§ **WHAT YOU WILL DO**:
Return the data exactly, with all pictures removed.

Data records:
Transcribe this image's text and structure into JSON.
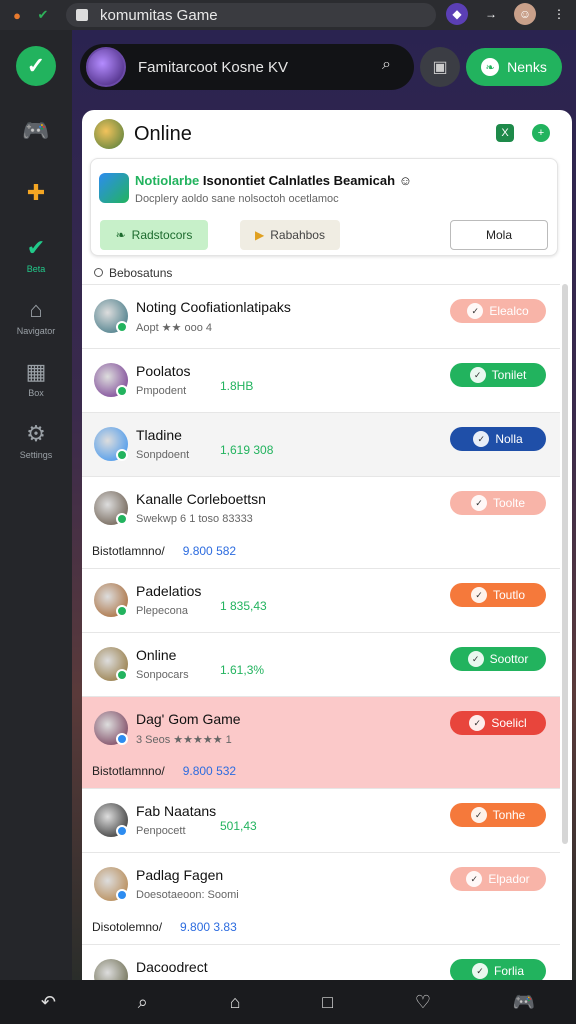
{
  "browser": {
    "url": "komumitas Game",
    "icons": [
      "fox-icon",
      "bird-icon",
      "lock-icon",
      "extension-icon",
      "forward-icon",
      "profile-icon",
      "kebab-icon"
    ]
  },
  "rail": {
    "items": [
      {
        "label": "",
        "icon": "check-icon"
      },
      {
        "label": "",
        "icon": "gamepad-icon"
      },
      {
        "label": "",
        "icon": "puzzle-icon"
      },
      {
        "label": "Beta",
        "icon": "check-mark-icon"
      },
      {
        "label": "Navigator",
        "icon": "home-icon"
      },
      {
        "label": "Box",
        "icon": "grid-icon"
      },
      {
        "label": "Settings",
        "icon": "gear-icon"
      }
    ]
  },
  "header": {
    "title": "Famitarcoot Kosne KV",
    "action_label": "Nenks"
  },
  "panel": {
    "title": "Online",
    "notice": {
      "title_prefix": "Notiolarbe",
      "title_rest": " Isonontiet Calnlatles Beamicah",
      "subtitle": "Docplery aoldo sane nolsoctoh ocetlamoc",
      "btn1": "Radstocors",
      "btn2": "Rabahbos",
      "btn3": "Mola"
    },
    "section_label": "Bebosatuns"
  },
  "rows": [
    {
      "title": "Noting Coofiationlatipaks",
      "sub": "Aopt ★★ ooo 4",
      "num": "",
      "btn": "Elealco",
      "btn_color": "#f8b4a8",
      "badge": "#22b35e",
      "icon": "#2e6b7a",
      "extra_label": "",
      "extra_val": "",
      "hl": ""
    },
    {
      "title": "Poolatos",
      "sub": "Pmpodent",
      "num": "1.8HB",
      "btn": "Tonilet",
      "btn_color": "#22b35e",
      "badge": "#22b35e",
      "icon": "#6b2a8a",
      "extra_label": "",
      "extra_val": "",
      "hl": ""
    },
    {
      "title": "Tladine",
      "sub": "Sonpdoent",
      "num": "1,619 308",
      "btn": "Nolla",
      "btn_color": "#1f4fa8",
      "badge": "#22b35e",
      "icon": "#2d8cf0",
      "extra_label": "",
      "extra_val": "",
      "hl": "grey"
    },
    {
      "title": "Kanalle Corleboettsn",
      "sub": "Swekwp 6 1 toso 83333",
      "num": "",
      "btn": "Toolte",
      "btn_color": "#f8b4a8",
      "badge": "#22b35e",
      "icon": "#5a4a3a",
      "extra_label": "Bistotlamnno/",
      "extra_val": "9.800 582",
      "hl": ""
    },
    {
      "title": "Padelatios",
      "sub": "Plepecona",
      "num": "1 835,43",
      "btn": "Toutlo",
      "btn_color": "#f5793b",
      "badge": "#22b35e",
      "icon": "#a05a20",
      "extra_label": "",
      "extra_val": "",
      "hl": ""
    },
    {
      "title": "Online",
      "sub": "Sonpocars",
      "num": "1.61,3%",
      "btn": "Soottor",
      "btn_color": "#22b35e",
      "badge": "#22b35e",
      "icon": "#8a6a2a",
      "extra_label": "",
      "extra_val": "",
      "hl": ""
    },
    {
      "title": "Dag' Gom Game",
      "sub": "3 Seos ★★★★★ 1",
      "num": "",
      "btn": "Soelicl",
      "btn_color": "#e8453c",
      "badge": "#2d8cf0",
      "icon": "#6a2a4a",
      "extra_label": "Bistotlamnno/",
      "extra_val": "9.800 532",
      "hl": "hl"
    },
    {
      "title": "Fab Naatans",
      "sub": "Penpocett",
      "num": "501,43",
      "btn": "Tonhe",
      "btn_color": "#f5793b",
      "badge": "#2d8cf0",
      "icon": "#1a1a1a",
      "extra_label": "",
      "extra_val": "",
      "hl": ""
    },
    {
      "title": "Padlag Fagen",
      "sub": "Doesotaeoon: Soomi",
      "num": "",
      "btn": "Elpador",
      "btn_color": "#f8b4a8",
      "badge": "#2d8cf0",
      "icon": "#b07a3a",
      "extra_label": "Disotolemno/",
      "extra_val": "9.800 3.83",
      "hl": ""
    },
    {
      "title": "Dacoodrect",
      "sub": "",
      "num": "",
      "btn": "Forlia",
      "btn_color": "#22b35e",
      "badge": "#2d8cf0",
      "icon": "#5a5a3a",
      "extra_label": "",
      "extra_val": "",
      "hl": ""
    }
  ],
  "bottom": {
    "icons": [
      "back-icon",
      "search-icon",
      "store-icon",
      "square-icon",
      "heart-icon",
      "gamepad-icon"
    ]
  },
  "colors": {
    "accent": "#22b35e",
    "blue": "#2d6cdf",
    "orange": "#f5793b",
    "highlight": "#fbc9c9"
  }
}
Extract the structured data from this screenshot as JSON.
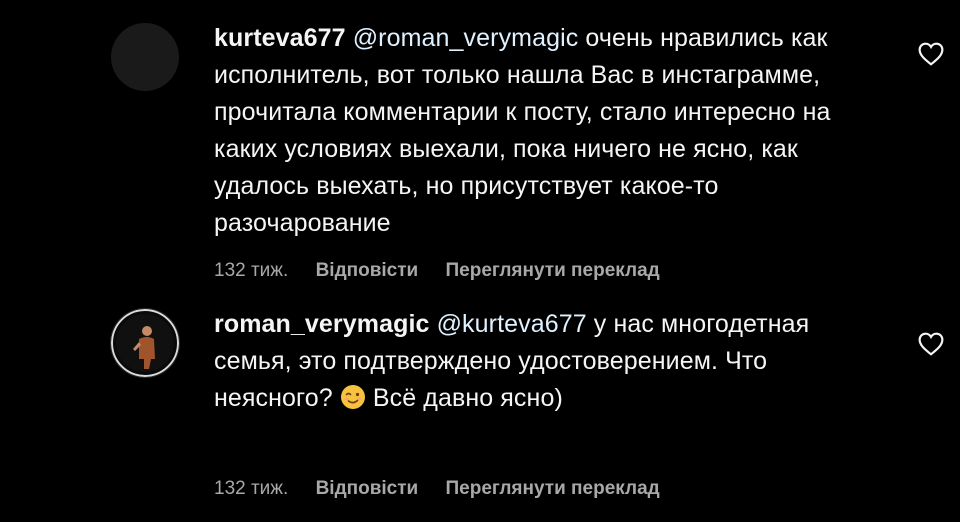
{
  "comments": [
    {
      "username": "kurteva677",
      "mention": "@roman_verymagic",
      "text_line1": "очень нравились",
      "text_rest": "как исполнитель, вот только нашла Вас в инстаграмме, прочитала комментарии к посту, стало интересно на каких условиях выехали, пока ничего не ясно, как удалось выехать, но присутствует какое-то разочарование",
      "time": "132 тиж.",
      "reply_label": "Відповісти",
      "translate_label": "Переглянути переклад"
    },
    {
      "username": "roman_verymagic",
      "mention": "@kurteva677",
      "text_before_emoji": "у нас многодетная семья, это подтверждено удостоверением. Что неясного?",
      "text_after_emoji": "Всё давно ясно)",
      "time": "132 тиж.",
      "reply_label": "Відповісти",
      "translate_label": "Переглянути переклад"
    }
  ],
  "colors": {
    "background": "#000000",
    "text": "#f5f5f5",
    "mention": "#e0f1ff",
    "meta": "#a8a8a8"
  },
  "icons": {
    "like": "heart-outline-icon",
    "wink": "winking-face-emoji"
  }
}
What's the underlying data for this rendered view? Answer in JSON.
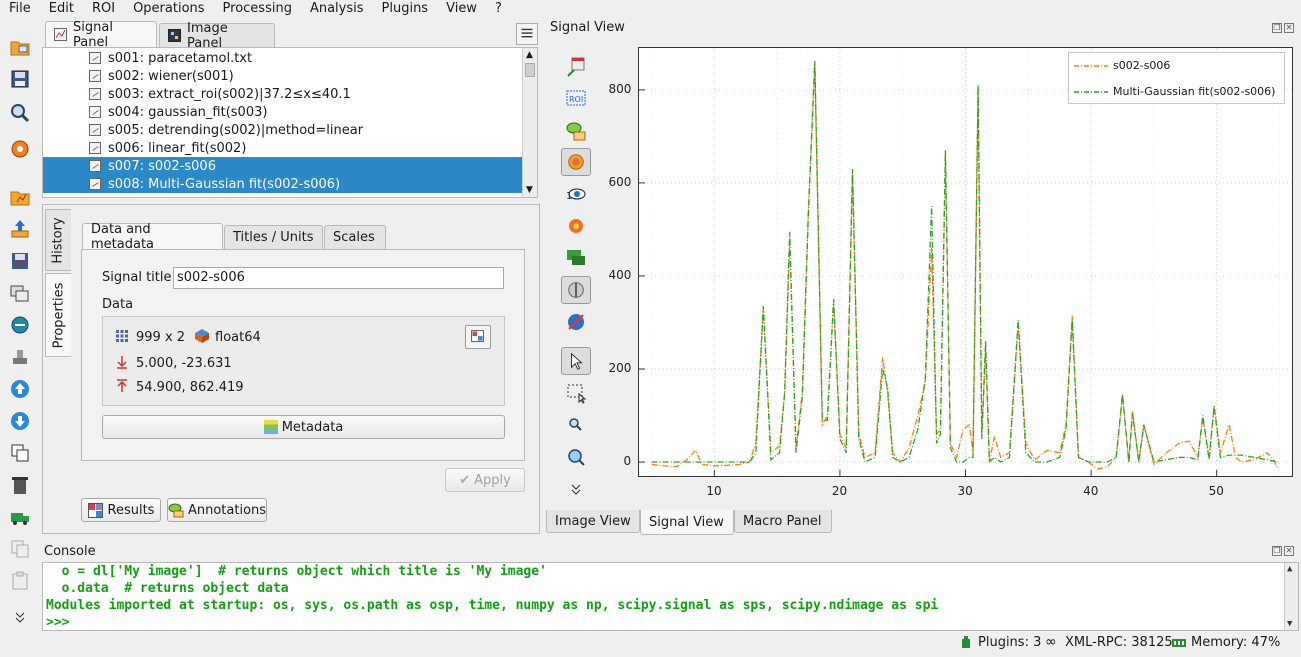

§ **FULL ANSWER**:
Transcribe this image's text and structure into JSON.
{
  "browser": {
    "url": "komumitas Game",
    "icons": [
      "fox-icon",
      "bird-icon",
      "lock-icon",
      "extension-icon",
      "forward-icon",
      "profile-icon",
      "kebab-icon"
    ]
  },
  "rail": {
    "items": [
      {
        "label": "",
        "icon": "check-icon"
      },
      {
        "label": "",
        "icon": "gamepad-icon"
      },
      {
        "label": "",
        "icon": "puzzle-icon"
      },
      {
        "label": "Beta",
        "icon": "check-mark-icon"
      },
      {
        "label": "Navigator",
        "icon": "home-icon"
      },
      {
        "label": "Box",
        "icon": "grid-icon"
      },
      {
        "label": "Settings",
        "icon": "gear-icon"
      }
    ]
  },
  "header": {
    "title": "Famitarcoot Kosne KV",
    "action_label": "Nenks"
  },
  "panel": {
    "title": "Online",
    "notice": {
      "title_prefix": "Notiolarbe",
      "title_rest": " Isonontiet Calnlatles Beamicah",
      "subtitle": "Docplery aoldo sane nolsoctoh ocetlamoc",
      "btn1": "Radstocors",
      "btn2": "Rabahbos",
      "btn3": "Mola"
    },
    "section_label": "Bebosatuns"
  },
  "rows": [
    {
      "title": "Noting Coofiationlatipaks",
      "sub": "Aopt ★★ ooo 4",
      "num": "",
      "btn": "Elealco",
      "btn_color": "#f8b4a8",
      "badge": "#22b35e",
      "icon": "#2e6b7a",
      "extra_label": "",
      "extra_val": "",
      "hl": ""
    },
    {
      "title": "Poolatos",
      "sub": "Pmpodent",
      "num": "1.8HB",
      "btn": "Tonilet",
      "btn_color": "#22b35e",
      "badge": "#22b35e",
      "icon": "#6b2a8a",
      "extra_label": "",
      "extra_val": "",
      "hl": ""
    },
    {
      "title": "Tladine",
      "sub": "Sonpdoent",
      "num": "1,619 308",
      "btn": "Nolla",
      "btn_color": "#1f4fa8",
      "badge": "#22b35e",
      "icon": "#2d8cf0",
      "extra_label": "",
      "extra_val": "",
      "hl": "grey"
    },
    {
      "title": "Kanalle Corleboettsn",
      "sub": "Swekwp 6 1 toso 83333",
      "num": "",
      "btn": "Toolte",
      "btn_color": "#f8b4a8",
      "badge": "#22b35e",
      "icon": "#5a4a3a",
      "extra_label": "Bistotlamnno/",
      "extra_val": "9.800 582",
      "hl": ""
    },
    {
      "title": "Padelatios",
      "sub": "Plepecona",
      "num": "1 835,43",
      "btn": "Toutlo",
      "btn_color": "#f5793b",
      "badge": "#22b35e",
      "icon": "#a05a20",
      "extra_label": "",
      "extra_val": "",
      "hl": ""
    },
    {
      "title": "Online",
      "sub": "Sonpocars",
      "num": "1.61,3%",
      "btn": "Soottor",
      "btn_color": "#22b35e",
      "badge": "#22b35e",
      "icon": "#8a6a2a",
      "extra_label": "",
      "extra_val": "",
      "hl": ""
    },
    {
      "title": "Dag' Gom Game",
      "sub": "3 Seos ★★★★★ 1",
      "num": "",
      "btn": "Soelicl",
      "btn_color": "#e8453c",
      "badge": "#2d8cf0",
      "icon": "#6a2a4a",
      "extra_label": "Bistotlamnno/",
      "extra_val": "9.800 532",
      "hl": "hl"
    },
    {
      "title": "Fab Naatans",
      "sub": "Penpocett",
      "num": "501,43",
      "btn": "Tonhe",
      "btn_color": "#f5793b",
      "badge": "#2d8cf0",
      "icon": "#1a1a1a",
      "extra_label": "",
      "extra_val": "",
      "hl": ""
    },
    {
      "title": "Padlag Fagen",
      "sub": "Doesotaeoon: Soomi",
      "num": "",
      "btn": "Elpador",
      "btn_color": "#f8b4a8",
      "badge": "#2d8cf0",
      "icon": "#b07a3a",
      "extra_label": "Disotolemno/",
      "extra_val": "9.800 3.83",
      "hl": ""
    },
    {
      "title": "Dacoodrect",
      "sub": "",
      "num": "",
      "btn": "Forlia",
      "btn_color": "#22b35e",
      "badge": "#2d8cf0",
      "icon": "#5a5a3a",
      "extra_label": "",
      "extra_val": "",
      "hl": ""
    }
  ],
  "bottom": {
    "icons": [
      "back-icon",
      "search-icon",
      "store-icon",
      "square-icon",
      "heart-icon",
      "gamepad-icon"
    ]
  },
  "colors": {
    "accent": "#22b35e",
    "blue": "#2d6cdf",
    "orange": "#f5793b",
    "highlight": "#fbc9c9"
  }
}
Extract the structured data from this screenshot as JSON.
{
  "comments": [
    {
      "username": "kurteva677",
      "mention": "@roman_verymagic",
      "text_line1": "очень нравились",
      "text_rest": "как исполнитель, вот только нашла Вас в инстаграмме, прочитала комментарии к посту, стало интересно на каких условиях выехали, пока ничего не ясно, как удалось выехать, но присутствует какое-то разочарование",
      "time": "132 тиж.",
      "reply_label": "Відповісти",
      "translate_label": "Переглянути переклад"
    },
    {
      "username": "roman_verymagic",
      "mention": "@kurteva677",
      "text_before_emoji": "у нас многодетная семья, это подтверждено удостоверением. Что неясного?",
      "text_after_emoji": "Всё давно ясно)",
      "time": "132 тиж.",
      "reply_label": "Відповісти",
      "translate_label": "Переглянути переклад"
    }
  ],
  "colors": {
    "background": "#000000",
    "text": "#f5f5f5",
    "mention": "#e0f1ff",
    "meta": "#a8a8a8"
  },
  "icons": {
    "like": "heart-outline-icon",
    "wink": "winking-face-emoji"
  }
}
What's the underlying data for this rendered view? Answer in JSON.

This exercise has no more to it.